(WHAT THE EXERCISE ASKS) Search the material for "Inventory" and show all lines that contain it.

(MATERIAL FOR THIS EXERCISE)
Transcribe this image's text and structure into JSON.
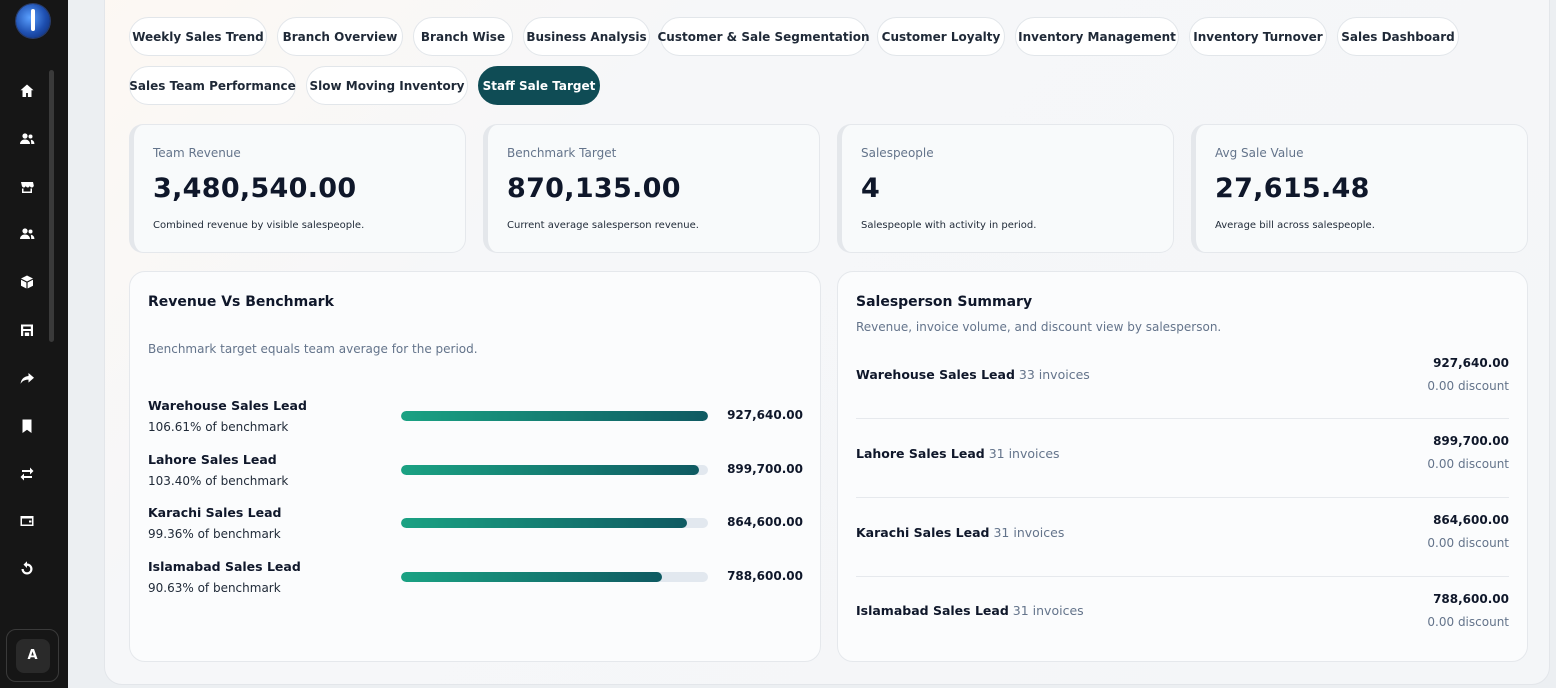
{
  "sidebar": {
    "icons": [
      "home-icon",
      "users-icon",
      "store-icon",
      "customers-icon",
      "box-icon",
      "storefront-icon",
      "share-arrow-icon",
      "bookmark-icon",
      "exchange-icon",
      "wallet-icon",
      "refresh-icon"
    ],
    "avatar_letter": "A"
  },
  "tabs": [
    {
      "label": "Weekly Sales Trend",
      "active": false
    },
    {
      "label": "Branch Overview",
      "active": false
    },
    {
      "label": "Branch Wise",
      "active": false
    },
    {
      "label": "Business Analysis",
      "active": false
    },
    {
      "label": "Customer & Sale Segmentation",
      "active": false
    },
    {
      "label": "Customer Loyalty",
      "active": false
    },
    {
      "label": "Inventory Management",
      "active": false
    },
    {
      "label": "Inventory Turnover",
      "active": false
    },
    {
      "label": "Sales Dashboard",
      "active": false
    },
    {
      "label": "Sales Team Performance",
      "active": false
    },
    {
      "label": "Slow Moving Inventory",
      "active": false
    },
    {
      "label": "Staff Sale Target",
      "active": true
    }
  ],
  "cards": [
    {
      "label": "Team Revenue",
      "value": "3,480,540.00",
      "desc": "Combined revenue by visible salespeople."
    },
    {
      "label": "Benchmark Target",
      "value": "870,135.00",
      "desc": "Current average salesperson revenue."
    },
    {
      "label": "Salespeople",
      "value": "4",
      "desc": "Salespeople with activity in period."
    },
    {
      "label": "Avg Sale Value",
      "value": "27,615.48",
      "desc": "Average bill across salespeople."
    }
  ],
  "revenue_benchmark": {
    "title": "Revenue Vs Benchmark",
    "subtitle": "Benchmark target equals team average for the period.",
    "rows": [
      {
        "name": "Warehouse Sales Lead",
        "pct": "106.61% of benchmark",
        "amount": "927,640.00",
        "fill": 1.0
      },
      {
        "name": "Lahore Sales Lead",
        "pct": "103.40% of benchmark",
        "amount": "899,700.00",
        "fill": 0.97
      },
      {
        "name": "Karachi Sales Lead",
        "pct": "99.36% of benchmark",
        "amount": "864,600.00",
        "fill": 0.932
      },
      {
        "name": "Islamabad Sales Lead",
        "pct": "90.63% of benchmark",
        "amount": "788,600.00",
        "fill": 0.85
      }
    ]
  },
  "salesperson_summary": {
    "title": "Salesperson Summary",
    "subtitle": "Revenue, invoice volume, and discount view by salesperson.",
    "rows": [
      {
        "name": "Warehouse Sales Lead",
        "invoices": "33 invoices",
        "amount": "927,640.00",
        "discount": "0.00 discount"
      },
      {
        "name": "Lahore Sales Lead",
        "invoices": "31 invoices",
        "amount": "899,700.00",
        "discount": "0.00 discount"
      },
      {
        "name": "Karachi Sales Lead",
        "invoices": "31 invoices",
        "amount": "864,600.00",
        "discount": "0.00 discount"
      },
      {
        "name": "Islamabad Sales Lead",
        "invoices": "31 invoices",
        "amount": "788,600.00",
        "discount": "0.00 discount"
      }
    ]
  }
}
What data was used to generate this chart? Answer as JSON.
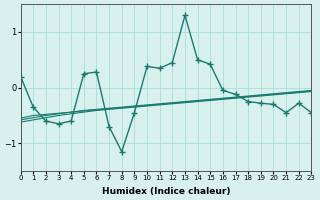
{
  "x": [
    0,
    1,
    2,
    3,
    4,
    5,
    6,
    7,
    8,
    9,
    10,
    11,
    12,
    13,
    14,
    15,
    16,
    17,
    18,
    19,
    20,
    21,
    22,
    23
  ],
  "y_main": [
    0.2,
    -0.35,
    -0.6,
    -0.65,
    -0.6,
    0.25,
    0.28,
    -0.7,
    -1.15,
    -0.45,
    0.38,
    0.35,
    0.45,
    1.3,
    0.5,
    0.42,
    -0.05,
    -0.12,
    -0.25,
    -0.28,
    -0.3,
    -0.45,
    -0.28,
    -0.45
  ],
  "y_trend1": [
    -0.55,
    -0.5,
    -0.48,
    -0.46,
    -0.44,
    -0.42,
    -0.4,
    -0.38,
    -0.36,
    -0.34,
    -0.32,
    -0.3,
    -0.28,
    -0.26,
    -0.24,
    -0.22,
    -0.2,
    -0.18,
    -0.16,
    -0.14,
    -0.12,
    -0.1,
    -0.08,
    -0.06
  ],
  "y_trend2": [
    -0.58,
    -0.54,
    -0.5,
    -0.47,
    -0.44,
    -0.41,
    -0.39,
    -0.37,
    -0.35,
    -0.33,
    -0.31,
    -0.29,
    -0.27,
    -0.25,
    -0.23,
    -0.21,
    -0.19,
    -0.17,
    -0.15,
    -0.13,
    -0.11,
    -0.09,
    -0.07,
    -0.05
  ],
  "y_trend3": [
    -0.62,
    -0.58,
    -0.54,
    -0.5,
    -0.47,
    -0.44,
    -0.41,
    -0.39,
    -0.37,
    -0.35,
    -0.33,
    -0.31,
    -0.29,
    -0.27,
    -0.25,
    -0.23,
    -0.21,
    -0.19,
    -0.17,
    -0.15,
    -0.13,
    -0.11,
    -0.09,
    -0.07
  ],
  "color": "#1a7a6e",
  "bg_color": "#d8f0ee",
  "grid_color": "#aaddd8",
  "xlabel": "Humidex (Indice chaleur)",
  "ylim": [
    -1.5,
    1.5
  ],
  "xlim": [
    0,
    23
  ],
  "yticks": [
    -1,
    0,
    1
  ],
  "xtick_labels": [
    "0",
    "1",
    "2",
    "3",
    "4",
    "5",
    "6",
    "7",
    "8",
    "9",
    "10",
    "11",
    "12",
    "13",
    "14",
    "15",
    "16",
    "17",
    "18",
    "19",
    "20",
    "21",
    "22",
    "23"
  ]
}
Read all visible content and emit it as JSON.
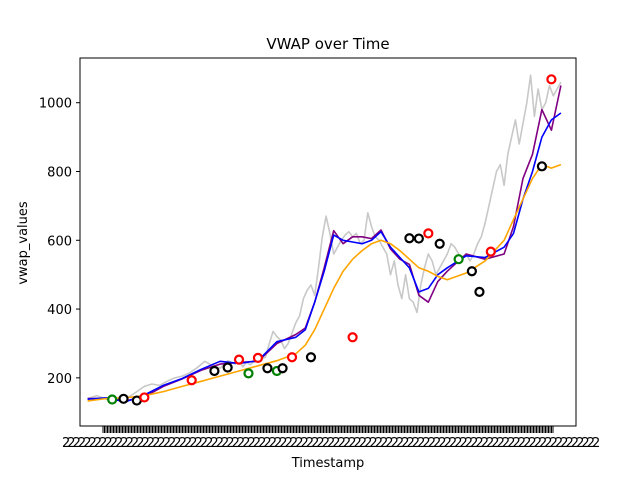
{
  "chart_data": {
    "type": "line",
    "title": "VWAP over Time",
    "xlabel": "Timestamp",
    "ylabel": "vwap_values",
    "ylim": [
      60,
      1130
    ],
    "yticks": [
      200,
      400,
      600,
      800,
      1000
    ],
    "x_tick_labels_note": "dense overlapping timestamp labels (illegible)",
    "colors": {
      "price": "#c8c8c8",
      "vwap": "#800080",
      "short_ma": "#0000ff",
      "long_ma": "#ffa500",
      "marker_red": "#ff0000",
      "marker_green": "#008000",
      "marker_black": "#000000"
    },
    "series": [
      {
        "key": "price",
        "x": [
          0,
          5,
          10,
          14,
          18,
          22,
          26,
          30,
          34,
          38,
          42,
          46,
          50,
          54,
          58,
          62,
          66,
          70,
          74,
          78,
          80,
          82,
          84,
          86,
          88,
          90,
          92,
          94,
          96,
          98,
          100,
          102,
          104,
          106,
          108,
          110,
          112,
          114,
          116,
          118,
          120,
          122,
          124,
          126,
          128,
          130,
          132,
          134,
          136,
          138,
          140,
          142,
          144,
          146,
          148,
          150,
          152,
          154,
          156,
          158,
          160,
          162,
          164,
          166,
          168,
          170,
          172,
          174,
          176,
          178,
          180,
          182,
          184,
          186,
          188,
          190,
          192,
          194,
          196,
          198,
          200,
          202,
          204,
          206,
          208,
          210,
          212,
          214,
          216,
          218,
          220,
          222,
          224,
          226,
          228,
          230,
          232,
          234,
          236,
          238,
          240,
          242,
          244,
          246,
          248,
          250
        ],
        "values": [
          140,
          148,
          138,
          128,
          150,
          145,
          160,
          175,
          182,
          178,
          190,
          200,
          205,
          215,
          230,
          248,
          235,
          228,
          250,
          240,
          255,
          232,
          245,
          238,
          250,
          270,
          255,
          260,
          300,
          335,
          320,
          310,
          285,
          300,
          330,
          360,
          380,
          430,
          455,
          470,
          440,
          520,
          610,
          670,
          620,
          560,
          580,
          600,
          615,
          625,
          610,
          620,
          590,
          600,
          680,
          640,
          610,
          600,
          580,
          560,
          500,
          540,
          470,
          430,
          500,
          430,
          420,
          390,
          470,
          520,
          560,
          540,
          500,
          520,
          540,
          560,
          590,
          580,
          560,
          545,
          560,
          540,
          560,
          590,
          610,
          650,
          700,
          750,
          800,
          820,
          760,
          850,
          900,
          950,
          880,
          940,
          1000,
          1080,
          960,
          1040,
          980,
          1000,
          1050,
          1020,
          1040,
          1060
        ],
        "lw": 1.6
      },
      {
        "key": "vwap",
        "x": [
          0,
          10,
          20,
          30,
          40,
          50,
          60,
          70,
          80,
          90,
          100,
          110,
          115,
          120,
          125,
          130,
          135,
          140,
          145,
          150,
          155,
          160,
          165,
          170,
          175,
          180,
          185,
          190,
          200,
          210,
          220,
          225,
          230,
          235,
          240,
          245,
          250
        ],
        "values": [
          140,
          140,
          133,
          145,
          175,
          197,
          222,
          240,
          245,
          248,
          300,
          326,
          345,
          420,
          520,
          628,
          590,
          610,
          610,
          605,
          630,
          575,
          545,
          530,
          440,
          420,
          480,
          510,
          560,
          545,
          560,
          640,
          780,
          850,
          980,
          920,
          1050
        ],
        "lw": 1.6
      },
      {
        "key": "short_ma",
        "x": [
          0,
          10,
          20,
          30,
          40,
          50,
          60,
          70,
          80,
          90,
          100,
          110,
          115,
          120,
          125,
          130,
          135,
          140,
          145,
          150,
          155,
          160,
          165,
          170,
          175,
          180,
          185,
          190,
          200,
          210,
          220,
          225,
          230,
          235,
          240,
          245,
          250
        ],
        "values": [
          138,
          142,
          130,
          150,
          178,
          198,
          225,
          248,
          242,
          250,
          305,
          318,
          340,
          420,
          510,
          615,
          600,
          595,
          590,
          600,
          625,
          580,
          550,
          520,
          450,
          460,
          500,
          520,
          555,
          550,
          580,
          620,
          720,
          800,
          900,
          950,
          970
        ],
        "lw": 1.6
      },
      {
        "key": "long_ma",
        "x": [
          0,
          10,
          20,
          30,
          40,
          50,
          60,
          70,
          80,
          90,
          100,
          110,
          115,
          120,
          125,
          130,
          135,
          140,
          145,
          150,
          155,
          160,
          165,
          170,
          175,
          180,
          185,
          190,
          200,
          210,
          220,
          225,
          230,
          235,
          240,
          245,
          250
        ],
        "values": [
          133,
          140,
          142,
          148,
          160,
          175,
          190,
          205,
          220,
          235,
          250,
          270,
          295,
          340,
          400,
          460,
          510,
          545,
          570,
          590,
          600,
          590,
          570,
          545,
          520,
          510,
          495,
          485,
          505,
          540,
          600,
          660,
          720,
          780,
          820,
          810,
          820
        ],
        "lw": 1.6
      }
    ],
    "markers": [
      {
        "x": 13,
        "y": 137,
        "color": "marker_green"
      },
      {
        "x": 19,
        "y": 139,
        "color": "marker_black"
      },
      {
        "x": 26,
        "y": 134,
        "color": "marker_black"
      },
      {
        "x": 30,
        "y": 143,
        "color": "marker_red"
      },
      {
        "x": 55,
        "y": 193,
        "color": "marker_red"
      },
      {
        "x": 67,
        "y": 220,
        "color": "marker_black"
      },
      {
        "x": 74,
        "y": 230,
        "color": "marker_black"
      },
      {
        "x": 80,
        "y": 253,
        "color": "marker_red"
      },
      {
        "x": 85,
        "y": 213,
        "color": "marker_green"
      },
      {
        "x": 90,
        "y": 258,
        "color": "marker_red"
      },
      {
        "x": 95,
        "y": 228,
        "color": "marker_black"
      },
      {
        "x": 100,
        "y": 220,
        "color": "marker_green"
      },
      {
        "x": 103,
        "y": 228,
        "color": "marker_black"
      },
      {
        "x": 108,
        "y": 260,
        "color": "marker_red"
      },
      {
        "x": 118,
        "y": 260,
        "color": "marker_black"
      },
      {
        "x": 140,
        "y": 318,
        "color": "marker_red"
      },
      {
        "x": 170,
        "y": 606,
        "color": "marker_black"
      },
      {
        "x": 175,
        "y": 605,
        "color": "marker_black"
      },
      {
        "x": 180,
        "y": 620,
        "color": "marker_red"
      },
      {
        "x": 186,
        "y": 590,
        "color": "marker_black"
      },
      {
        "x": 196,
        "y": 545,
        "color": "marker_green"
      },
      {
        "x": 203,
        "y": 510,
        "color": "marker_black"
      },
      {
        "x": 207,
        "y": 450,
        "color": "marker_black"
      },
      {
        "x": 213,
        "y": 567,
        "color": "marker_red"
      },
      {
        "x": 240,
        "y": 815,
        "color": "marker_black"
      },
      {
        "x": 245,
        "y": 1068,
        "color": "marker_red"
      }
    ]
  }
}
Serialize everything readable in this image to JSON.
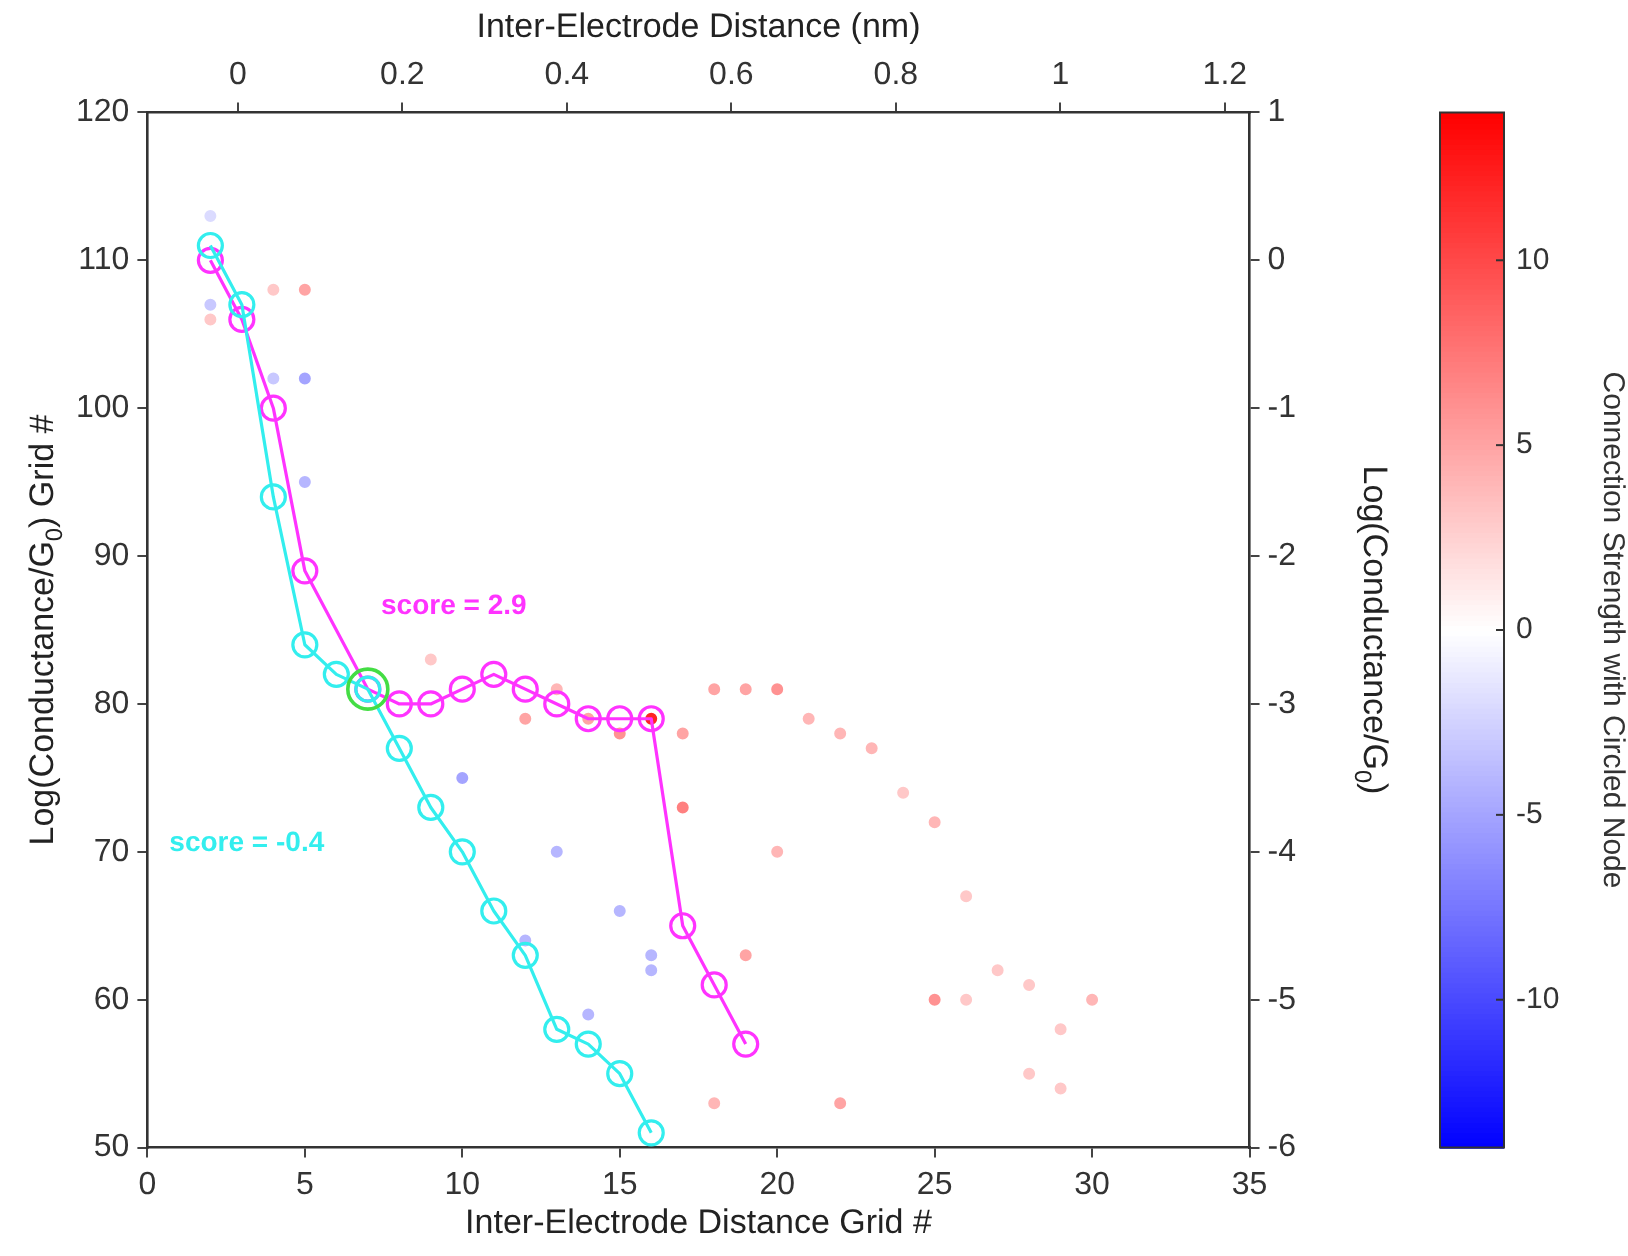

(PROBLEM SOLUTION)
      "label": "Inventory Management",
      "label": "Inventory Turnover",
      "label": "Slow Moving Inventory",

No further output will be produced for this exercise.